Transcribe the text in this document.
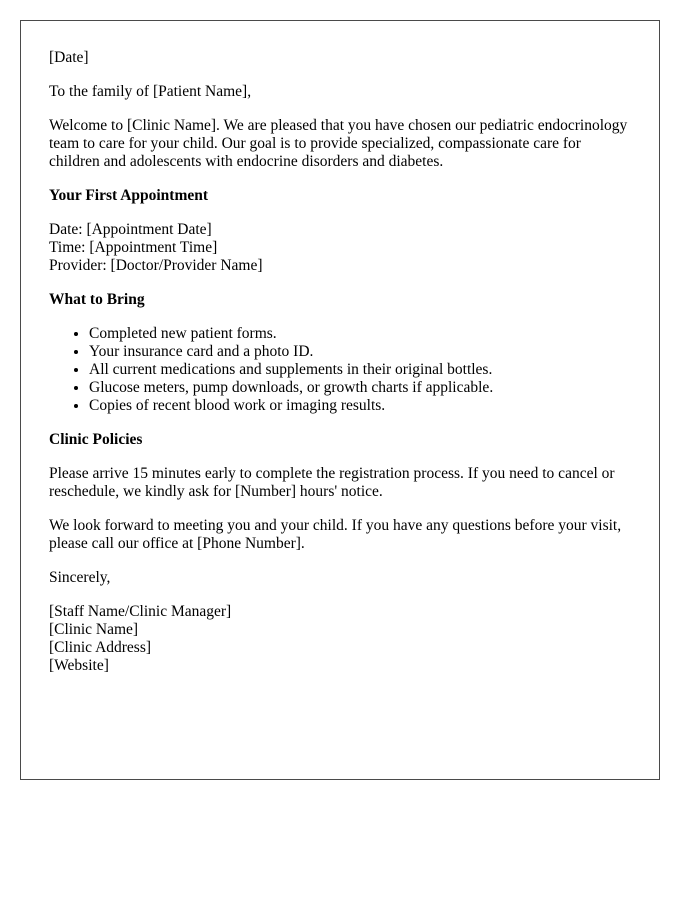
[Date]

To the family of [Patient Name],

Welcome to [Clinic Name]. We are pleased that you have chosen our pediatric endocrinology team to care for your child. Our goal is to provide specialized, compassionate care for children and adolescents with endocrine disorders and diabetes.

Your First Appointment

Date: [Appointment Date]
Time: [Appointment Time]
Provider: [Doctor/Provider Name]

What to Bring
• Completed new patient forms.
• Your insurance card and a photo ID.
• All current medications and supplements in their original bottles.
• Glucose meters, pump downloads, or growth charts if applicable.
• Copies of recent blood work or imaging results.
Clinic Policies

Please arrive 15 minutes early to complete the registration process. If you need to cancel or reschedule, we kindly ask for [Number] hours' notice.

We look forward to meeting you and your child. If you have any questions before your visit, please call our office at [Phone Number].

Sincerely,

[Staff Name/Clinic Manager]
[Clinic Name]
[Clinic Address]
[Website]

- **TASK DETAILS**: Count the lines of the material that include the word "Clinic", then report only the total.

- **EXERCISE SOLUTION**: 5